### What to produce
Copy every record below exactly.

(Collected data)

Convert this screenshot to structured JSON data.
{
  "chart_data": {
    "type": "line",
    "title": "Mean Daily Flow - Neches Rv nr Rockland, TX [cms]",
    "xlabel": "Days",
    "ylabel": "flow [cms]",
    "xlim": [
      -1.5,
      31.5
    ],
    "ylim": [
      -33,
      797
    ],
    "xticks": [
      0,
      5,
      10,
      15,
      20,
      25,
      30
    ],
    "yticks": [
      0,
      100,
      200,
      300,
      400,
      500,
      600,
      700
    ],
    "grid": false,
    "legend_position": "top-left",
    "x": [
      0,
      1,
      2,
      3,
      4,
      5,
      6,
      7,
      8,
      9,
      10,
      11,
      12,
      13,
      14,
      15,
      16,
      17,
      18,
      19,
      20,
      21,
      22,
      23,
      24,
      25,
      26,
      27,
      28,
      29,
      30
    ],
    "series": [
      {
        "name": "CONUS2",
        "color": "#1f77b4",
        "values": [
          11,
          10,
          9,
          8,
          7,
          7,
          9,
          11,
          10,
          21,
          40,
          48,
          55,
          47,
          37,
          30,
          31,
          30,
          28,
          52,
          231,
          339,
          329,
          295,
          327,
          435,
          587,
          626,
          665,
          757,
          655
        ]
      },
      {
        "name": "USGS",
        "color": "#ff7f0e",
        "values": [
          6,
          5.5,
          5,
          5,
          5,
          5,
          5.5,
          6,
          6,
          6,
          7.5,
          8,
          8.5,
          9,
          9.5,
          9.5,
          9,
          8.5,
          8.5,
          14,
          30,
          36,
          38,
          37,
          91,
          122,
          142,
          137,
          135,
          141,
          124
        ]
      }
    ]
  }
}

### Result
Convert this screenshot to structured JSON data.
{
  "chart_data": {
    "type": "line",
    "title": "Mean Daily Flow - Neches Rv nr Rockland, TX [cms]",
    "xlabel": "Days",
    "ylabel": "flow [cms]",
    "xlim": [
      -1.5,
      31.5
    ],
    "ylim": [
      -33,
      797
    ],
    "xticks": [
      0,
      5,
      10,
      15,
      20,
      25,
      30
    ],
    "yticks": [
      0,
      100,
      200,
      300,
      400,
      500,
      600,
      700
    ],
    "grid": false,
    "legend_position": "top-left",
    "x": [
      0,
      1,
      2,
      3,
      4,
      5,
      6,
      7,
      8,
      9,
      10,
      11,
      12,
      13,
      14,
      15,
      16,
      17,
      18,
      19,
      20,
      21,
      22,
      23,
      24,
      25,
      26,
      27,
      28,
      29,
      30
    ],
    "series": [
      {
        "name": "CONUS2",
        "color": "#1f77b4",
        "values": [
          11,
          10,
          9,
          8,
          7,
          7,
          9,
          11,
          10,
          21,
          40,
          48,
          55,
          47,
          37,
          30,
          31,
          30,
          28,
          52,
          231,
          339,
          329,
          295,
          327,
          435,
          587,
          626,
          665,
          757,
          655
        ]
      },
      {
        "name": "USGS",
        "color": "#ff7f0e",
        "values": [
          6,
          5.5,
          5,
          5,
          5,
          5,
          5.5,
          6,
          6,
          6,
          7.5,
          8,
          8.5,
          9,
          9.5,
          9.5,
          9,
          8.5,
          8.5,
          14,
          30,
          36,
          38,
          37,
          91,
          122,
          142,
          137,
          135,
          141,
          124
        ]
      }
    ]
  }
}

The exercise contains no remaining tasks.